Exercise requirements =
Please count the lines in the rows below that contain the string "chevron", treating uppercase and lowercase as different. Reply with the number alone.

Entries =
* * * *
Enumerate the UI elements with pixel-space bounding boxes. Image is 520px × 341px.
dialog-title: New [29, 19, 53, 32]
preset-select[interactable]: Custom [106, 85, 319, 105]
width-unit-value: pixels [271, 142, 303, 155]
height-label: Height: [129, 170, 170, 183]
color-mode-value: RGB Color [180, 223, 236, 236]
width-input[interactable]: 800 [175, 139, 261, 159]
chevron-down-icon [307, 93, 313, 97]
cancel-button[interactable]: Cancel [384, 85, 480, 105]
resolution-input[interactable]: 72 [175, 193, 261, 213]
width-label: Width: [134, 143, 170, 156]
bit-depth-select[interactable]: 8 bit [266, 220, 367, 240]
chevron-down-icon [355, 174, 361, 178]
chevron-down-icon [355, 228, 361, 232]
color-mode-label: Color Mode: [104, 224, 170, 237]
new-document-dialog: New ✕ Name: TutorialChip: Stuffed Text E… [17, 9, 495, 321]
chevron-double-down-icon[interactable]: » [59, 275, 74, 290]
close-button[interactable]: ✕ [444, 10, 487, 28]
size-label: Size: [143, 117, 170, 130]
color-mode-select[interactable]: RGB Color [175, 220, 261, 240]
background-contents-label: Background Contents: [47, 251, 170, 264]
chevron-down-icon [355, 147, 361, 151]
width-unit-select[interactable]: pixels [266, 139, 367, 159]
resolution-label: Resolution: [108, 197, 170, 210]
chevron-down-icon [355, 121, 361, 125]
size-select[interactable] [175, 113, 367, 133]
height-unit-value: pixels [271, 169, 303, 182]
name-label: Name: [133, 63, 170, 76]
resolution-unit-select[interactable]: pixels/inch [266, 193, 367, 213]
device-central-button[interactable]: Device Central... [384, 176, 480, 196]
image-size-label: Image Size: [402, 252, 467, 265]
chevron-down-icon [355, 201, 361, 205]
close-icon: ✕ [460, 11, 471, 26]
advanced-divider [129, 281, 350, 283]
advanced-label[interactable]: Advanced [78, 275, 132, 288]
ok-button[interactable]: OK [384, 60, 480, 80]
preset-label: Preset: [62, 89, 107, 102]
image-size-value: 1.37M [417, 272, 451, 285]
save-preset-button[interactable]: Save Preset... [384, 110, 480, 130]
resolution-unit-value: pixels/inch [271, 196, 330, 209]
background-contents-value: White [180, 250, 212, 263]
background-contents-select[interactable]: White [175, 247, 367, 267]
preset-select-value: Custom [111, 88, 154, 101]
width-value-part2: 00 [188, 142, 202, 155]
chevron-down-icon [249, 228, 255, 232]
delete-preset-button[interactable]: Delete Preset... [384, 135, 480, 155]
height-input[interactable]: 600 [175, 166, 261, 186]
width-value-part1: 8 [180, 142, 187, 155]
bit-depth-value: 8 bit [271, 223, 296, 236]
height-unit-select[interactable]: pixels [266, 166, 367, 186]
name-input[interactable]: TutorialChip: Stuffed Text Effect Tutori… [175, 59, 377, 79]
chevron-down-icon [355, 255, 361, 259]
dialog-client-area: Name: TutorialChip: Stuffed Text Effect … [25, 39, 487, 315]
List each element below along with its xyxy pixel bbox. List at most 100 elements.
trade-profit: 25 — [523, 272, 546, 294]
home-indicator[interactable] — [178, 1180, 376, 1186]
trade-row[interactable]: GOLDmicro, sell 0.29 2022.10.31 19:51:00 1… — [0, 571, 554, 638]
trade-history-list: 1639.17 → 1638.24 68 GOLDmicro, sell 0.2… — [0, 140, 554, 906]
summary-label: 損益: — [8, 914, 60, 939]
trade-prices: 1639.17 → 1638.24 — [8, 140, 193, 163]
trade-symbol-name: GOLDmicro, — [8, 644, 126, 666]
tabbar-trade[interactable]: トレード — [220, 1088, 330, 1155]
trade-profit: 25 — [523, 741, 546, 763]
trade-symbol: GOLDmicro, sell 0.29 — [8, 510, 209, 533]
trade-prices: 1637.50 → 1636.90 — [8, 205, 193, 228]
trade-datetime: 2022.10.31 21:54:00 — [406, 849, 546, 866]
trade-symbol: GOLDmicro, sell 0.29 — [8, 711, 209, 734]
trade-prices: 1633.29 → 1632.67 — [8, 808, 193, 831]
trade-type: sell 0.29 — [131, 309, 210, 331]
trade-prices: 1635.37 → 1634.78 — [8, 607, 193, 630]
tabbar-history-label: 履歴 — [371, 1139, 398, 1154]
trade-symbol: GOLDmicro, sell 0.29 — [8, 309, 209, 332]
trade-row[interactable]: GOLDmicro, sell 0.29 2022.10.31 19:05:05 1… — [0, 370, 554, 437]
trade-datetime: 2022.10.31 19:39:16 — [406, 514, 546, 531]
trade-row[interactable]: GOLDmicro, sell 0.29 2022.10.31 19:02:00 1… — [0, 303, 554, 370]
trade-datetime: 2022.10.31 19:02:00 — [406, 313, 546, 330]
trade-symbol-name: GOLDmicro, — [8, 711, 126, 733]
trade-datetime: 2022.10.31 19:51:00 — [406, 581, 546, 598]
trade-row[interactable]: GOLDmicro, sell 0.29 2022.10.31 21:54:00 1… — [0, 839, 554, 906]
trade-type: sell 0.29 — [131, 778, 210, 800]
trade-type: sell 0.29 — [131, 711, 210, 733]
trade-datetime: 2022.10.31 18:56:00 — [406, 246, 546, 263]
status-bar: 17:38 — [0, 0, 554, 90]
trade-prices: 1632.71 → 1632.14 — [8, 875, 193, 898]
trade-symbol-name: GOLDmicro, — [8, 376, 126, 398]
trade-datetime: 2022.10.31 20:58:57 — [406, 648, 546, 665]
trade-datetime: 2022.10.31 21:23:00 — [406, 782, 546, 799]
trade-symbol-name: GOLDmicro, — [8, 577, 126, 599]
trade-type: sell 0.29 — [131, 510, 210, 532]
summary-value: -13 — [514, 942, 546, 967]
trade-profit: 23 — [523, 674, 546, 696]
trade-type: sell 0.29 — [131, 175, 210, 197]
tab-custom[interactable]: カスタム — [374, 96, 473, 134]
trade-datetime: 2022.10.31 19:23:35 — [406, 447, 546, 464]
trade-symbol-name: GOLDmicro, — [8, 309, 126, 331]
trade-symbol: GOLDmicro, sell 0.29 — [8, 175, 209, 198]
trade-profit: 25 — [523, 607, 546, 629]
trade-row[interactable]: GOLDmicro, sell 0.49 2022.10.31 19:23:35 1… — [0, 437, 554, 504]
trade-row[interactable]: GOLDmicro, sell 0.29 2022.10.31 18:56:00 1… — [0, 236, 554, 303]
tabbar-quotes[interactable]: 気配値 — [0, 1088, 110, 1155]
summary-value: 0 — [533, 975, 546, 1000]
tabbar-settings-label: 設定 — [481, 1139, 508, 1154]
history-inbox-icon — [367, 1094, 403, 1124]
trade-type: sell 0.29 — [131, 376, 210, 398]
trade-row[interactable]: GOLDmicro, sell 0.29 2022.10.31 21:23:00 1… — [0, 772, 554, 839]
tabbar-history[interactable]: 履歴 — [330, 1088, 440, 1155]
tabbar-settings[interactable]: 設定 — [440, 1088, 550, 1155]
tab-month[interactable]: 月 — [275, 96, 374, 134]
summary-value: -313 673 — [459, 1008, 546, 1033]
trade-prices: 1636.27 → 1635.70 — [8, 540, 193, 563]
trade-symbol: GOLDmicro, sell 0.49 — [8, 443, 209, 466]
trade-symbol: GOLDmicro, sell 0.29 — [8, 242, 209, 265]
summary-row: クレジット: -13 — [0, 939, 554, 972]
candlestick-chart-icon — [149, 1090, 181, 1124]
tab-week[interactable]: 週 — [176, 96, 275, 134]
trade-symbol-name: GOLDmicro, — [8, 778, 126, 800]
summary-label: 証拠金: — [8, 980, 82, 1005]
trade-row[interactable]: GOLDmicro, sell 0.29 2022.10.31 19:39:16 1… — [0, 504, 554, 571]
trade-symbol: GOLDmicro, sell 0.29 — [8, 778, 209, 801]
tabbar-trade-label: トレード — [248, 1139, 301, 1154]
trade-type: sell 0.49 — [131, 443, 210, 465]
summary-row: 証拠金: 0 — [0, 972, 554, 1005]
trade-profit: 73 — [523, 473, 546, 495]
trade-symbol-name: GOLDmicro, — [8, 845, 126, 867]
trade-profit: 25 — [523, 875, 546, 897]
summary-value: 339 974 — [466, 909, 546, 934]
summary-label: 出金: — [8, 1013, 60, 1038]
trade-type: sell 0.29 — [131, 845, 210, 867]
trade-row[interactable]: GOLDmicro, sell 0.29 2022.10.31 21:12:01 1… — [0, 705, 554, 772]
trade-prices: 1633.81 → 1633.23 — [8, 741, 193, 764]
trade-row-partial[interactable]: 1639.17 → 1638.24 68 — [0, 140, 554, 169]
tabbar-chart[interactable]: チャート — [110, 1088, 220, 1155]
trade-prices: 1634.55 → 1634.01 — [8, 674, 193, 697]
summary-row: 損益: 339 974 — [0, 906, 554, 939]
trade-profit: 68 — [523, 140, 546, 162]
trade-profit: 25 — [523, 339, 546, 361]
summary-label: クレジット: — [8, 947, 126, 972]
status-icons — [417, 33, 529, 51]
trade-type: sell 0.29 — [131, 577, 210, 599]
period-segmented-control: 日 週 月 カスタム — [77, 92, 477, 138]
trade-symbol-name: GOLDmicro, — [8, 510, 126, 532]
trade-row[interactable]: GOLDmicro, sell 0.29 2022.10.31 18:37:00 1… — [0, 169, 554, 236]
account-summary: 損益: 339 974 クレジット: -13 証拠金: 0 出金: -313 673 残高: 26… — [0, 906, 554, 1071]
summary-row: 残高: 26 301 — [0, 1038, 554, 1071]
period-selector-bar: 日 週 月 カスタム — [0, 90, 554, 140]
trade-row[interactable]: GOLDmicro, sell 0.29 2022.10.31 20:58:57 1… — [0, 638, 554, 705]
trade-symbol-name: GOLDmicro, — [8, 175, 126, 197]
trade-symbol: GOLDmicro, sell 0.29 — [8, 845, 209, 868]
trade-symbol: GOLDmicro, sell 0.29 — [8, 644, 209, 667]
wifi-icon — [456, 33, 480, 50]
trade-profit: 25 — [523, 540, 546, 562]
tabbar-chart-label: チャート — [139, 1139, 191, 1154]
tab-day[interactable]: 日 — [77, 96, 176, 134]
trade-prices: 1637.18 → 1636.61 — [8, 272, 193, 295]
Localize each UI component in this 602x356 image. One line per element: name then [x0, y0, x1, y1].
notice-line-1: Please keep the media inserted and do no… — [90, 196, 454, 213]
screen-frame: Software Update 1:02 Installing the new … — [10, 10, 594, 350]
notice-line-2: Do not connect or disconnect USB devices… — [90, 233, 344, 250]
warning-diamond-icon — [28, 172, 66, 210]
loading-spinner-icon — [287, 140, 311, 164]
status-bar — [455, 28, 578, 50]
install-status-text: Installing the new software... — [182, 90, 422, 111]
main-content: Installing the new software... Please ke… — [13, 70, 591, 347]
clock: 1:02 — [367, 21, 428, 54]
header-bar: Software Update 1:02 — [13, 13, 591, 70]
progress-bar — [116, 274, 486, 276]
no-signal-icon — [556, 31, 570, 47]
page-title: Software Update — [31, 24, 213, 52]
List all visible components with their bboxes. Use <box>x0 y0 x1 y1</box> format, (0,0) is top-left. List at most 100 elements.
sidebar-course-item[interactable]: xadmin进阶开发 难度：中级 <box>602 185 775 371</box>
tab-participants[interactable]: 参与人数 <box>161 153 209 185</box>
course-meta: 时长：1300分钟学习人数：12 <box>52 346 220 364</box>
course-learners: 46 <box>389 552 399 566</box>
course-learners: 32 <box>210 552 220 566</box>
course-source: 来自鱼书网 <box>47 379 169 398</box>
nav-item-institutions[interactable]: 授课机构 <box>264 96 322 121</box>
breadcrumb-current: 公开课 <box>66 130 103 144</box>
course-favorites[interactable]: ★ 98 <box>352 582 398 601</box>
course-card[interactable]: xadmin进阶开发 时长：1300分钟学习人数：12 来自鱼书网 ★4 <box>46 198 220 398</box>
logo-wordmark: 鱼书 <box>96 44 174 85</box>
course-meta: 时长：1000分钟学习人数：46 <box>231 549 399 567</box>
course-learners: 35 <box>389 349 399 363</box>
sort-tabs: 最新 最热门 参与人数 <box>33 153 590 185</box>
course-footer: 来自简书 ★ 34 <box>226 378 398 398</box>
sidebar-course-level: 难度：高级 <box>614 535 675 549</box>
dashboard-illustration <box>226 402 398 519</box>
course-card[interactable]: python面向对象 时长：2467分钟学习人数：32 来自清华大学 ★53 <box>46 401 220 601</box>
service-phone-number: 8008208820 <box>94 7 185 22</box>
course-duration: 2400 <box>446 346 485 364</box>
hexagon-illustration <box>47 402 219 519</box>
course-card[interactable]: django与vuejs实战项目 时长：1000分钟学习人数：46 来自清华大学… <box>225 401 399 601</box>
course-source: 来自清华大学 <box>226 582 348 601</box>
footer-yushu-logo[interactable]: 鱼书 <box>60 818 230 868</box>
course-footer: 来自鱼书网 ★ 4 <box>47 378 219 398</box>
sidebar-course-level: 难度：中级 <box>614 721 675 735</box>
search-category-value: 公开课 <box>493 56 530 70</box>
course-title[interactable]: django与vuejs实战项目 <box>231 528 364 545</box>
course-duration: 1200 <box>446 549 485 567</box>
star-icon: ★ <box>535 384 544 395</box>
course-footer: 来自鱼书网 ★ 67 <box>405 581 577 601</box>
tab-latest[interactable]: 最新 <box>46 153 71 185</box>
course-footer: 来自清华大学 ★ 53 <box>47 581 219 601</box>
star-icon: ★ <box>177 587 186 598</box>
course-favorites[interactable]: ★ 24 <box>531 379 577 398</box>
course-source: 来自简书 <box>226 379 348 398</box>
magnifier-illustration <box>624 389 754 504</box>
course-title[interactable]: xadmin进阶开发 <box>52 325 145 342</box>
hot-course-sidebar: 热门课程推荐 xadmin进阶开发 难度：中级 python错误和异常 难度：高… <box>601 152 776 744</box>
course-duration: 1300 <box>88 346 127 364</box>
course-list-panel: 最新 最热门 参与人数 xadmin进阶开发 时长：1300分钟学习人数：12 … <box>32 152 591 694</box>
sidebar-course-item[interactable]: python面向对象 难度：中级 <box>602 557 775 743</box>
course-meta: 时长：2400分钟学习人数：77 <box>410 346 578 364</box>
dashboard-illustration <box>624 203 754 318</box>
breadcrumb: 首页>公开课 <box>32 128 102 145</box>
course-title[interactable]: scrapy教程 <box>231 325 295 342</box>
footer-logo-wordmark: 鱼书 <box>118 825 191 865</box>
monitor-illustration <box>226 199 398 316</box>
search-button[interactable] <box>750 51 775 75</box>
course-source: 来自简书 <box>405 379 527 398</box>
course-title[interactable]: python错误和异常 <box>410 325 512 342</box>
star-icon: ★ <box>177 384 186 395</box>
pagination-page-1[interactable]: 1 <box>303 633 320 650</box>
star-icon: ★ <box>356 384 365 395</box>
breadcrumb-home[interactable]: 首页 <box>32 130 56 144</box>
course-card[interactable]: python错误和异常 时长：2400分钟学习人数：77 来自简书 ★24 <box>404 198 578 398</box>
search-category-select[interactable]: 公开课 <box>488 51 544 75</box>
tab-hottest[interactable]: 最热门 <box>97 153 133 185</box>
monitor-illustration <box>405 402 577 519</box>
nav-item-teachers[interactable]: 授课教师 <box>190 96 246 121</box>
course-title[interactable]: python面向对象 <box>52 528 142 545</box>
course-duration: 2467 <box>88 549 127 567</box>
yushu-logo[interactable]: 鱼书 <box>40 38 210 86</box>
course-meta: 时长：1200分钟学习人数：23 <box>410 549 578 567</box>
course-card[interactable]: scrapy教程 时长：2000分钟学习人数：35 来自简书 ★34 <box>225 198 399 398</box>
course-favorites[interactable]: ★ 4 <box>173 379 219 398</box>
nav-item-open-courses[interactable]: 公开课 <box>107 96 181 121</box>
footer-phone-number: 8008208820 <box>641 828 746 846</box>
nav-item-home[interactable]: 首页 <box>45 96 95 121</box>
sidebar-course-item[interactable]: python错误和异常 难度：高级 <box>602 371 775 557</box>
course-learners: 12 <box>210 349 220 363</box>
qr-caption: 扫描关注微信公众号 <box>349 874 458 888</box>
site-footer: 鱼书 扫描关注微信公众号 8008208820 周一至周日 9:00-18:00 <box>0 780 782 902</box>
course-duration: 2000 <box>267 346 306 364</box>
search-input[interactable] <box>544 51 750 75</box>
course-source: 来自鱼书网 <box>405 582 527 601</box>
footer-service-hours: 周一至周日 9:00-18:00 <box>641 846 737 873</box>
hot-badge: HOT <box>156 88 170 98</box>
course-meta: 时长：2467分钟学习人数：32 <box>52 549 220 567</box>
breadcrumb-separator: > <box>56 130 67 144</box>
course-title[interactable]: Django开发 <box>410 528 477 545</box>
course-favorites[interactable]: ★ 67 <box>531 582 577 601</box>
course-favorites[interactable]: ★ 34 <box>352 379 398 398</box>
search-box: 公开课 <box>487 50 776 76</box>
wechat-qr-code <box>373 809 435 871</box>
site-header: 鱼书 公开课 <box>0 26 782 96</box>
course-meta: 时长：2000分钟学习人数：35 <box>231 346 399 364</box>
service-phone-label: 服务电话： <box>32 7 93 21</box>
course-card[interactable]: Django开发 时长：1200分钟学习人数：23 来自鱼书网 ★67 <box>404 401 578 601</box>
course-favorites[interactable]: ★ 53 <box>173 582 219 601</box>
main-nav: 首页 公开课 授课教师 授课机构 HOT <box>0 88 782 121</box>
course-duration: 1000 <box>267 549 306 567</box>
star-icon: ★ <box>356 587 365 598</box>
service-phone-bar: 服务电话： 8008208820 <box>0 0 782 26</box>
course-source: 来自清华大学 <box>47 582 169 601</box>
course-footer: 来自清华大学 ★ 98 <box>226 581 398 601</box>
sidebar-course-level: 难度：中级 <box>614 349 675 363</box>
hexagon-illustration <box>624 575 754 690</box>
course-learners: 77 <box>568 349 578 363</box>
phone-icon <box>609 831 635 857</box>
* * * *
Task answer =
9